## Begin Record extracts

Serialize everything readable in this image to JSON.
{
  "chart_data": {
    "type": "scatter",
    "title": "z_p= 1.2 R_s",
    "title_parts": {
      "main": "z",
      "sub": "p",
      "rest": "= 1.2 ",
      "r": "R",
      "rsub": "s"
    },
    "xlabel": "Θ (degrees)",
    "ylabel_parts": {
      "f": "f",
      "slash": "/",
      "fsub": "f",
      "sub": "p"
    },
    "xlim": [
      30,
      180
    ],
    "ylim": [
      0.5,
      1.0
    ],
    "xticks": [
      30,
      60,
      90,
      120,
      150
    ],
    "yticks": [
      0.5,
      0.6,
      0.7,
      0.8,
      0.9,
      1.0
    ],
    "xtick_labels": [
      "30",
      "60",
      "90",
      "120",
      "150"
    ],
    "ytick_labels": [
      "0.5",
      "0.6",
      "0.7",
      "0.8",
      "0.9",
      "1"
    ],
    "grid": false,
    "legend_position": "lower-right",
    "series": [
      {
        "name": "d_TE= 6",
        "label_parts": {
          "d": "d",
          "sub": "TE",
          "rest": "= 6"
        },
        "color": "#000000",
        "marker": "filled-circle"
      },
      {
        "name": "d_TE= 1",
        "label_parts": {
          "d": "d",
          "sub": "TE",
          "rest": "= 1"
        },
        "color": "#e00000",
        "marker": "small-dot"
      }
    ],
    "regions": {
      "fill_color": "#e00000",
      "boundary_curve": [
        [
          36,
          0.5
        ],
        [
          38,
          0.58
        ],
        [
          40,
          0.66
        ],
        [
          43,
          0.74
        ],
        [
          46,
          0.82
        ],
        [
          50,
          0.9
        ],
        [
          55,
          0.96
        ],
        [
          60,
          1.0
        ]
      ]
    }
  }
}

## End Record extracts

**Task directions:**
Among the entries above, how many lines hold the word "marker"? Reply with only that number.

**Written answer:**
2